• **REQUIRED TASK**
Find the word "Raman" in the material below and gather every line that contains it.

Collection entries
□ □ □ □ □ □ □
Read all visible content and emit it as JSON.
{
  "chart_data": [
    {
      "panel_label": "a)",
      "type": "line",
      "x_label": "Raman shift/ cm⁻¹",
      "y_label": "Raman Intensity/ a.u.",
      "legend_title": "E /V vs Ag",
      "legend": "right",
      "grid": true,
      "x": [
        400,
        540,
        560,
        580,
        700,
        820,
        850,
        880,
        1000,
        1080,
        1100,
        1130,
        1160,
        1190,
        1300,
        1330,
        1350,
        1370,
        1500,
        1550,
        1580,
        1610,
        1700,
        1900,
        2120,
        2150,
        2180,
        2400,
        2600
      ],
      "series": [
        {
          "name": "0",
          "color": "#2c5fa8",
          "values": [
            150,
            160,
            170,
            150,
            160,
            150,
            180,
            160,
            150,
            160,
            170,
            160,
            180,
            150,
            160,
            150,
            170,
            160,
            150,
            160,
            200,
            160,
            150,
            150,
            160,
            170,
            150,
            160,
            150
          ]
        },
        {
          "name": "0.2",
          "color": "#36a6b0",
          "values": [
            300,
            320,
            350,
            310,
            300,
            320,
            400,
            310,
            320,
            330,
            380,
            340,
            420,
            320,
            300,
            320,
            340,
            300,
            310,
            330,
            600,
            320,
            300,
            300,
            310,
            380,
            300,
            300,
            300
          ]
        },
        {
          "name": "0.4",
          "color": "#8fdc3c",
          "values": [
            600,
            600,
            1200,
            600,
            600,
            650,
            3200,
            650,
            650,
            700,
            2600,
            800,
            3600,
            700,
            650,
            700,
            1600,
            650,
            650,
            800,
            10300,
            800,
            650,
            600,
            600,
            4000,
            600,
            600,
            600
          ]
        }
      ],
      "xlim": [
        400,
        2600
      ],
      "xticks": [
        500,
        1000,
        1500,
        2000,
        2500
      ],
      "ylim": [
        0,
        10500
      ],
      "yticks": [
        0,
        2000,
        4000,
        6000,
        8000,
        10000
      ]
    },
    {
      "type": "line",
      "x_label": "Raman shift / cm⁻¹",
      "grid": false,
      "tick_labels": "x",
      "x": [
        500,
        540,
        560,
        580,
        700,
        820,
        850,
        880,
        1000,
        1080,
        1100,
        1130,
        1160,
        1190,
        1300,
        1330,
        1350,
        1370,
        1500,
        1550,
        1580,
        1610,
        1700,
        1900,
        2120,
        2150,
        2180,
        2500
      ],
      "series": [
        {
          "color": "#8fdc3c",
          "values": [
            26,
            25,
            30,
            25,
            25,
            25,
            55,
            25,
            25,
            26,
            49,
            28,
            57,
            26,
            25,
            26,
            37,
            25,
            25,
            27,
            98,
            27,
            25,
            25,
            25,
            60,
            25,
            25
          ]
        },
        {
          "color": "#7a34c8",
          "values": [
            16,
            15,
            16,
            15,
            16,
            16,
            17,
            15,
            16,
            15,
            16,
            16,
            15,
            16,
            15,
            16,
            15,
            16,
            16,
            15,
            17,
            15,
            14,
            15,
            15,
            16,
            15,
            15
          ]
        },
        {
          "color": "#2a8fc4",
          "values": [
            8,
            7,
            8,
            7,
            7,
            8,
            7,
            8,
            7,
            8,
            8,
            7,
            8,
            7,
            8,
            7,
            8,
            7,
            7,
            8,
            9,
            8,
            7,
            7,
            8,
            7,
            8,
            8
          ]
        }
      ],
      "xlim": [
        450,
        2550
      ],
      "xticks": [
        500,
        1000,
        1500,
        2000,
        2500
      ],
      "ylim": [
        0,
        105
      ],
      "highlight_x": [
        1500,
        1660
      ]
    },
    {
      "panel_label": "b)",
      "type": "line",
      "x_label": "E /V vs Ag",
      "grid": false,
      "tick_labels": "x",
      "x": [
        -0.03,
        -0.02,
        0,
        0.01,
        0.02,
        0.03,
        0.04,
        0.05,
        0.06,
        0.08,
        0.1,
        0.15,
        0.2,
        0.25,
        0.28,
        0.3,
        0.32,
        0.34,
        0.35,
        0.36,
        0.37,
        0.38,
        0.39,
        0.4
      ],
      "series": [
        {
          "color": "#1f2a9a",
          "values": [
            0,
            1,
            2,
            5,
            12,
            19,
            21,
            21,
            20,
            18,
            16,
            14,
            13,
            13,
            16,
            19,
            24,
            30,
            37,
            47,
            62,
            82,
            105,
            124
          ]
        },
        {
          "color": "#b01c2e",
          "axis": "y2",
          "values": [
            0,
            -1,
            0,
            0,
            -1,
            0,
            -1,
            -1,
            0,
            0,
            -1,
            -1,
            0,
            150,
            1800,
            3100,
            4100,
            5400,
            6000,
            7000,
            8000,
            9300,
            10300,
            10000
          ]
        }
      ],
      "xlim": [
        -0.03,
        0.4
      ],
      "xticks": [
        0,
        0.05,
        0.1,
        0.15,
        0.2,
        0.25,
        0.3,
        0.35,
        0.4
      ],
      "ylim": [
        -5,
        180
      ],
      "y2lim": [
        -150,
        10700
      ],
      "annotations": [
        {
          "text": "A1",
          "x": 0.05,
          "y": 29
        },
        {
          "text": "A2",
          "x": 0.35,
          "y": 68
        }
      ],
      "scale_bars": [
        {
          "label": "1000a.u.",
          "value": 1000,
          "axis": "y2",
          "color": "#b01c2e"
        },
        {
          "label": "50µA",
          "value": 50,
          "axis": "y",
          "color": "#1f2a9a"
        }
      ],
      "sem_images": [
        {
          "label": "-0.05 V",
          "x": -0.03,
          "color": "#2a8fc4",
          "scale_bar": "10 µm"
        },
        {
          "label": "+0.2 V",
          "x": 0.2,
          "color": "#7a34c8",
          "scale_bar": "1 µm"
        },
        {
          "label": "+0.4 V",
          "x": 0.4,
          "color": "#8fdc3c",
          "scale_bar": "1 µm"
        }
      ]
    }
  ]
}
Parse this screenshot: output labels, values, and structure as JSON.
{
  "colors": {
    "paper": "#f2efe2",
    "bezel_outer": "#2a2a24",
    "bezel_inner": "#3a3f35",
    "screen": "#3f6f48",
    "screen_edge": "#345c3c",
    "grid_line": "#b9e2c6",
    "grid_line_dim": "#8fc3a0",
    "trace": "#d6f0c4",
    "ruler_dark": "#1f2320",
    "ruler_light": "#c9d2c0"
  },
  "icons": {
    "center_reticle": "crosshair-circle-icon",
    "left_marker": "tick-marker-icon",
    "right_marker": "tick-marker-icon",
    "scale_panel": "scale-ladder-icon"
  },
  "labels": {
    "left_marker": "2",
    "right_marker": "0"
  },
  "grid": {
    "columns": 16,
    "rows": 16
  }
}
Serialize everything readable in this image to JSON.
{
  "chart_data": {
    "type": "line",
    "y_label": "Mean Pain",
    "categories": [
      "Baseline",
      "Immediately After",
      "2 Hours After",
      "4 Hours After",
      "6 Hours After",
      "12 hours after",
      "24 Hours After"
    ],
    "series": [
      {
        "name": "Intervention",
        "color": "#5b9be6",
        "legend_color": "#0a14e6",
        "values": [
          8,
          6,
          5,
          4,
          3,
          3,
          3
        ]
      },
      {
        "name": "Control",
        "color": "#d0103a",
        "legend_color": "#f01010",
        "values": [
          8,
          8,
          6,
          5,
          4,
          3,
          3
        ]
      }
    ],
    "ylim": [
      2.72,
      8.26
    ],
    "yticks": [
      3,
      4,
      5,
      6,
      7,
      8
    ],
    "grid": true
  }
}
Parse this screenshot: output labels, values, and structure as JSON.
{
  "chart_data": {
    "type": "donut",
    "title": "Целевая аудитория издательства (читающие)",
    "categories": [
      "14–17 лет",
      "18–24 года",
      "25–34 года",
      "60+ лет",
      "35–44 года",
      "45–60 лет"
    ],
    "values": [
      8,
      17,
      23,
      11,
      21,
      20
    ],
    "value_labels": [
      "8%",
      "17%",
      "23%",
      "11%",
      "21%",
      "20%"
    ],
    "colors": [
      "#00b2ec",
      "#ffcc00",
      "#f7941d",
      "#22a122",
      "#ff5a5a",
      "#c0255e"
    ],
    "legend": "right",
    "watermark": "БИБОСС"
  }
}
□ □ □ □ □ □ □
• **RIGHT ANSWER**
      "x_label": "Raman shift/ cm⁻¹",
      "y_label": "Raman Intensity/ a.u.",
      "x_label": "Raman shift / cm⁻¹",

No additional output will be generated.